→ Aim
Copy the data below from the line with "plant-name: Aloe — [169, 527, 206, 546]" to the line with "chevron-right-icon — [426, 283, 435, 297]", keeping both of those lines and altering nothing.

→ Source data
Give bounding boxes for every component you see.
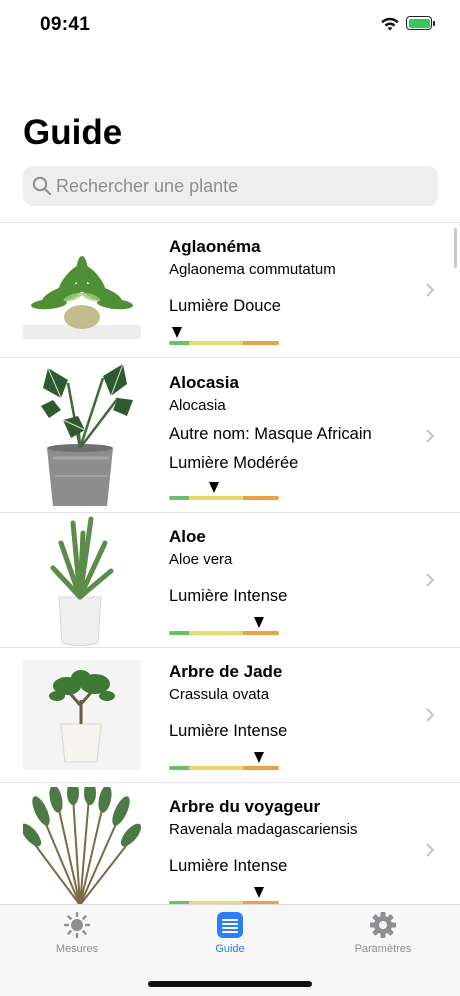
plant-name: Aloe — [169, 527, 206, 546]
plant-other-name: Autre nom: Masque Africain — [169, 425, 372, 443]
light-meter — [169, 766, 279, 770]
plant-thumbnail — [23, 513, 141, 647]
plant-scientific-name: Alocasia — [169, 397, 226, 414]
plant-name: Arbre du voyageur — [169, 797, 321, 816]
plant-name: Alocasia — [169, 373, 239, 392]
light-level-marker — [172, 327, 183, 338]
plant-row-arbre-de-jade[interactable]: Arbre de Jade Crassula ovata Lumière Int… — [0, 648, 460, 783]
chevron-right-icon — [426, 573, 435, 587]
plant-light-label: Lumière Douce — [169, 297, 281, 315]
battery-icon — [406, 16, 435, 30]
plant-scientific-name: Crassula ovata — [169, 686, 270, 703]
plant-row-alocasia[interactable]: Alocasia Alocasia Autre nom: Masque Afri… — [0, 358, 460, 513]
light-meter — [169, 341, 279, 345]
plant-light-label: Lumière Intense — [169, 722, 288, 740]
chevron-right-icon — [426, 283, 435, 297]
search-icon — [32, 176, 52, 196]
plant-light-label: Lumière Intense — [169, 587, 288, 605]
plant-row-aloe[interactable]: Aloe Aloe vera Lumière Intense — [0, 513, 460, 648]
plant-scientific-name: Aloe vera — [169, 551, 233, 568]
gear-icon — [370, 912, 396, 938]
tab-parametres[interactable]: Paramètres — [333, 909, 433, 965]
chevron-right-icon — [426, 429, 435, 443]
light-level-marker — [208, 482, 219, 493]
tab-label: Mesures — [55, 943, 99, 955]
light-meter — [169, 496, 279, 500]
tab-guide[interactable]: Guide — [180, 909, 280, 965]
plant-thumbnail — [23, 787, 141, 905]
search-field[interactable]: Rechercher une plante — [23, 166, 438, 206]
light-level-marker — [253, 752, 264, 763]
plant-light-label: Lumière Modérée — [169, 454, 299, 472]
light-level-marker — [253, 617, 264, 628]
search-placeholder: Rechercher une plante — [56, 176, 239, 196]
list-icon — [217, 912, 243, 938]
scroll-indicator[interactable] — [454, 228, 457, 268]
plant-scientific-name: Aglaonema commutatum — [169, 261, 336, 278]
chevron-right-icon — [426, 843, 435, 857]
plant-name: Arbre de Jade — [169, 662, 283, 681]
tab-mesures[interactable]: Mesures — [27, 909, 127, 965]
plant-thumbnail — [23, 239, 141, 339]
home-indicator[interactable] — [148, 981, 312, 987]
tab-label: Paramètres — [354, 943, 412, 955]
wifi-icon — [381, 17, 399, 31]
plant-row-aglaonema[interactable]: Aglaonéma Aglaonema commutatum Lumière D… — [0, 223, 460, 358]
plant-thumbnail — [23, 660, 141, 770]
plant-light-label: Lumière Intense — [169, 857, 288, 875]
light-meter — [169, 631, 279, 635]
plant-list[interactable]: Aglaonéma Aglaonema commutatum Lumière D… — [0, 222, 460, 905]
chevron-right-icon — [426, 708, 435, 722]
light-level-marker — [253, 887, 264, 898]
plant-row-arbre-du-voyageur[interactable]: Arbre du voyageur Ravenala madagascarien… — [0, 783, 460, 905]
plant-name: Aglaonéma — [169, 237, 261, 256]
plant-thumbnail — [23, 358, 141, 510]
status-bar: 09:41 — [0, 0, 460, 50]
status-time: 09:41 — [40, 14, 91, 35]
sun-icon — [63, 911, 91, 939]
plant-scientific-name: Ravenala madagascariensis — [169, 821, 358, 838]
page-title: Guide — [23, 113, 123, 152]
tab-label: Guide — [215, 943, 245, 955]
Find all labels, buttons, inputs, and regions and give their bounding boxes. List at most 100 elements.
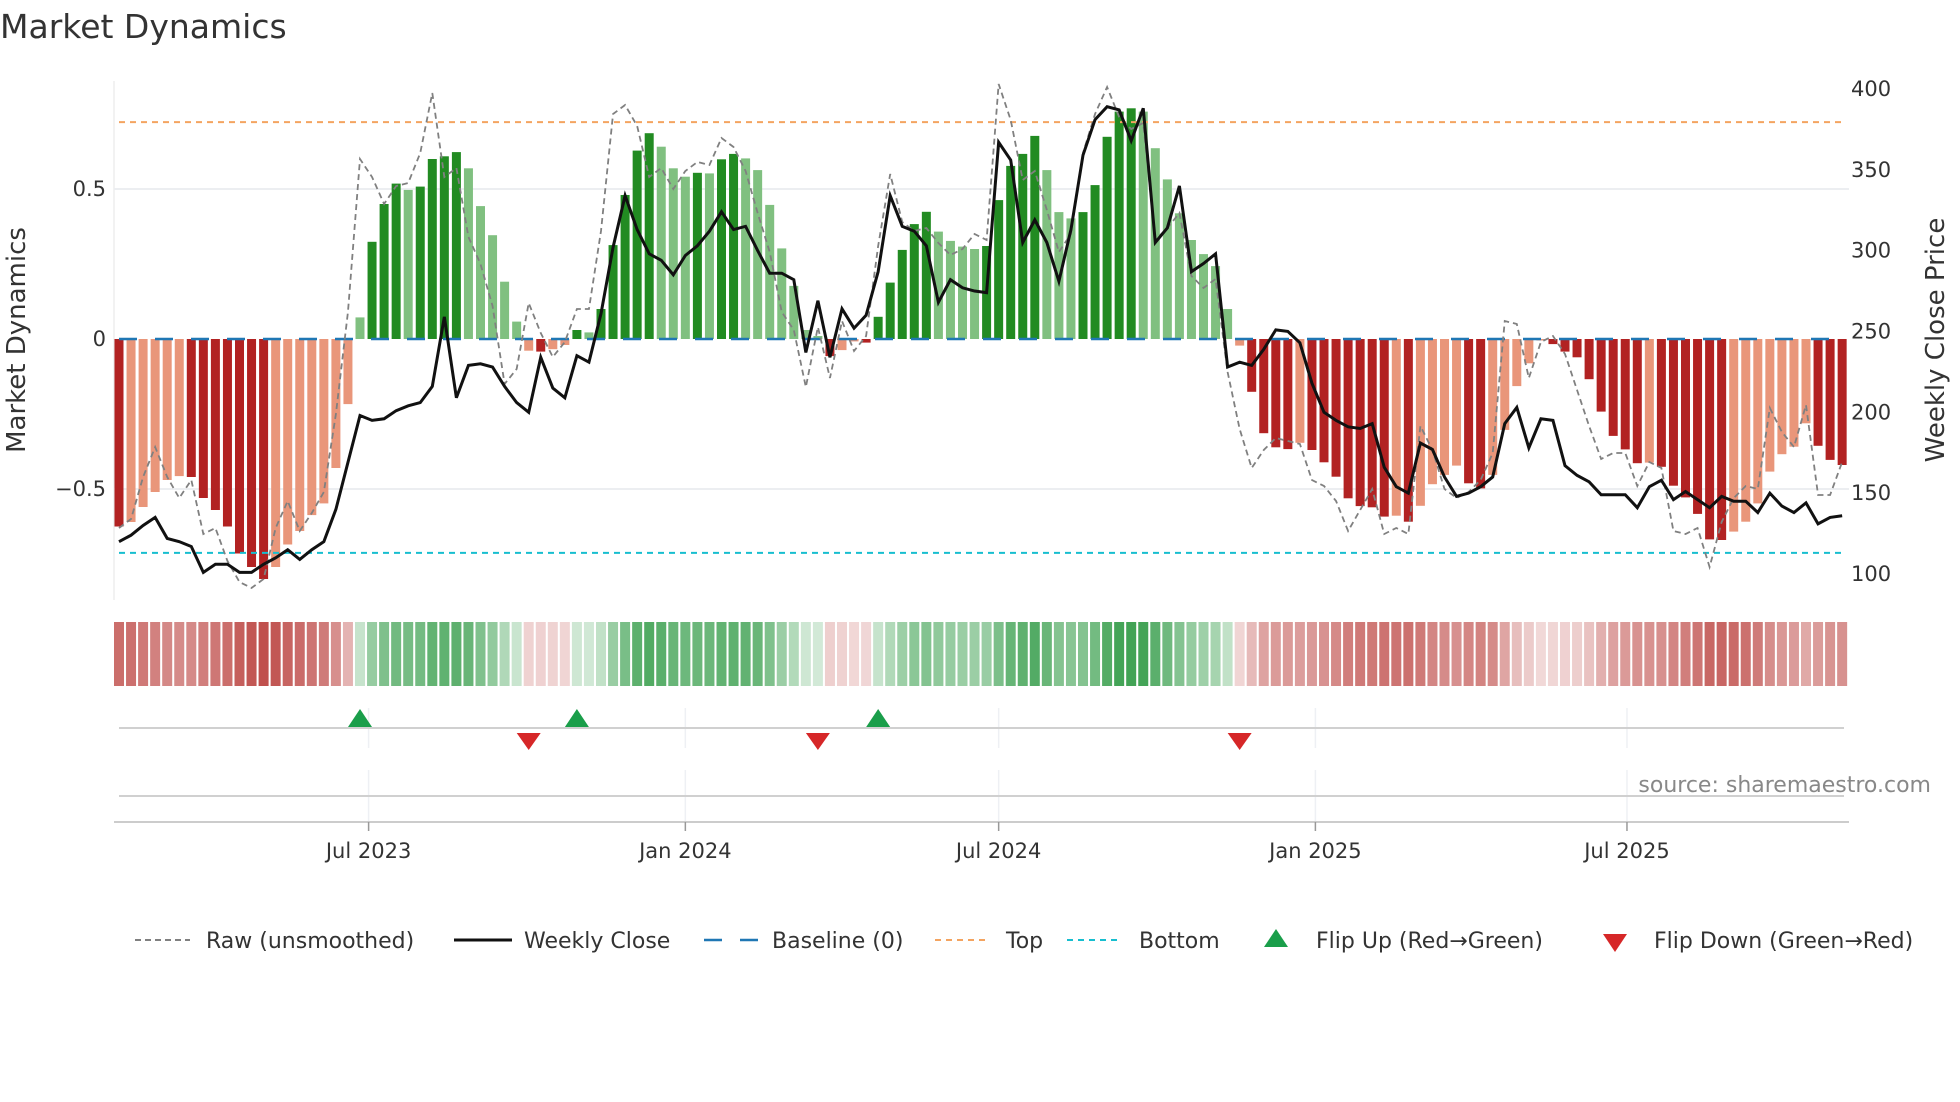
bar bbox=[247, 339, 257, 567]
bar bbox=[1608, 339, 1618, 436]
bar bbox=[271, 339, 281, 567]
bar bbox=[873, 316, 883, 339]
heat-cell bbox=[728, 622, 739, 686]
heat-cell bbox=[897, 622, 908, 686]
heat-cell bbox=[138, 622, 149, 686]
heat-cell bbox=[656, 622, 667, 686]
bar bbox=[1632, 339, 1642, 464]
heat-cell bbox=[1403, 622, 1414, 686]
heat-cell bbox=[511, 622, 522, 686]
heat-cell bbox=[957, 622, 968, 686]
bar bbox=[1488, 339, 1498, 475]
bar bbox=[1331, 339, 1341, 477]
heat-cell bbox=[427, 622, 438, 686]
bar bbox=[1090, 185, 1100, 339]
heat-cell bbox=[1186, 622, 1197, 686]
heat-cell bbox=[162, 622, 173, 686]
heat-cell bbox=[1560, 622, 1570, 686]
heat-cell bbox=[1005, 622, 1016, 686]
heat-cell bbox=[788, 622, 799, 686]
bar bbox=[1464, 339, 1474, 484]
bar bbox=[1717, 339, 1727, 540]
series-lines bbox=[118, 83, 1843, 590]
heat-cell bbox=[451, 622, 462, 686]
bar bbox=[1283, 339, 1293, 450]
heat-cell bbox=[1764, 622, 1775, 686]
bar bbox=[427, 159, 437, 339]
triangle-up-icon bbox=[1264, 929, 1288, 947]
heat-cell bbox=[1258, 622, 1269, 686]
heat-cell bbox=[1620, 622, 1631, 686]
bar bbox=[1102, 136, 1112, 339]
heat-cell bbox=[523, 622, 534, 686]
heat-cell bbox=[1668, 622, 1679, 686]
bar bbox=[994, 200, 1004, 339]
bar bbox=[1078, 212, 1088, 339]
bar bbox=[692, 172, 702, 339]
bar bbox=[150, 339, 160, 492]
heat-cell bbox=[439, 622, 450, 686]
y2-tick-label: 250 bbox=[1851, 319, 1891, 343]
bar bbox=[1596, 339, 1606, 412]
bar bbox=[1825, 339, 1835, 460]
y2-ticks: 400 350 300 250 200 150 100 bbox=[1851, 77, 1891, 586]
bar bbox=[1030, 135, 1040, 339]
heat-cell bbox=[403, 622, 414, 686]
heat-cell bbox=[921, 622, 932, 686]
bar bbox=[512, 321, 522, 339]
heat-cell bbox=[945, 622, 956, 686]
heat-cell bbox=[547, 622, 558, 686]
heat-cell bbox=[330, 622, 341, 686]
x-tick-label: Jul 2025 bbox=[1582, 839, 1669, 863]
heat-cell bbox=[1825, 622, 1836, 686]
bar bbox=[114, 339, 124, 527]
heat-cell bbox=[342, 622, 353, 686]
heat-cell bbox=[174, 622, 185, 686]
bar bbox=[1343, 339, 1353, 499]
y2-tick-label: 150 bbox=[1851, 481, 1891, 505]
legend: Raw (unsmoothed) Weekly Close Baseline (0)… bbox=[135, 929, 1913, 954]
heat-cell bbox=[885, 622, 896, 686]
heat-cell bbox=[596, 622, 606, 686]
bar bbox=[632, 150, 642, 339]
x-tick-label: Jan 2025 bbox=[1267, 839, 1362, 863]
heat-cell bbox=[1102, 622, 1113, 686]
heat-cell bbox=[415, 622, 426, 686]
heat-cell bbox=[1078, 622, 1088, 686]
y2-axis-label: Weekly Close Price bbox=[1921, 218, 1951, 463]
heat-cell bbox=[993, 622, 1004, 686]
bar bbox=[1753, 339, 1763, 504]
bar bbox=[1476, 339, 1486, 489]
bar bbox=[162, 339, 172, 480]
bar bbox=[1741, 339, 1751, 522]
heat-strip bbox=[114, 622, 1848, 686]
bars bbox=[114, 108, 1847, 579]
heat-cell bbox=[1210, 622, 1221, 686]
heat-cell bbox=[222, 622, 233, 686]
bar bbox=[415, 186, 425, 339]
heat-cell bbox=[1234, 622, 1245, 686]
bar bbox=[186, 339, 196, 477]
triangle-down-icon bbox=[1603, 934, 1627, 952]
y-tick-label: 0 bbox=[93, 327, 106, 351]
heat-cell bbox=[258, 622, 269, 686]
bar bbox=[1174, 213, 1184, 339]
heat-cell bbox=[1584, 622, 1595, 686]
bar bbox=[970, 249, 980, 339]
heat-cell bbox=[1041, 622, 1052, 686]
heat-cell bbox=[282, 622, 293, 686]
market-dynamics-chart: Market Dynamics Market Dynamics Weekly C… bbox=[0, 7, 1951, 954]
bar bbox=[1271, 339, 1281, 448]
source-label: source: sharemaestro.com bbox=[1638, 773, 1931, 798]
heat-cell bbox=[716, 622, 727, 686]
legend-item: Raw (unsmoothed) bbox=[135, 929, 414, 954]
heat-cell bbox=[1294, 622, 1305, 686]
legend-label: Top bbox=[1005, 929, 1043, 954]
heat-cell bbox=[583, 622, 594, 686]
heat-cell bbox=[764, 622, 775, 686]
heat-cell bbox=[210, 622, 221, 686]
heat-cell bbox=[1776, 622, 1787, 686]
y2-tick-label: 400 bbox=[1851, 77, 1891, 101]
heat-cell bbox=[861, 622, 872, 686]
heat-cell bbox=[608, 622, 619, 686]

→ Solution below
plant-name: Aloe — [169, 527, 206, 546]
plant-other-name: Autre nom: Masque Africain — [169, 425, 372, 443]
light-meter — [169, 766, 279, 770]
plant-thumbnail — [23, 513, 141, 647]
plant-scientific-name: Alocasia — [169, 397, 226, 414]
plant-name: Arbre du voyageur — [169, 797, 321, 816]
plant-name: Alocasia — [169, 373, 239, 392]
light-level-marker — [172, 327, 183, 338]
plant-row-arbre-de-jade[interactable]: Arbre de Jade Crassula ovata Lumière Int… — [0, 648, 460, 783]
chevron-right-icon — [426, 573, 435, 587]
plant-light-label: Lumière Douce — [169, 297, 281, 315]
battery-icon — [406, 16, 435, 30]
plant-scientific-name: Crassula ovata — [169, 686, 270, 703]
plant-row-alocasia[interactable]: Alocasia Alocasia Autre nom: Masque Afri… — [0, 358, 460, 513]
light-meter — [169, 341, 279, 345]
plant-light-label: Lumière Intense — [169, 722, 288, 740]
chevron-right-icon — [426, 283, 435, 297]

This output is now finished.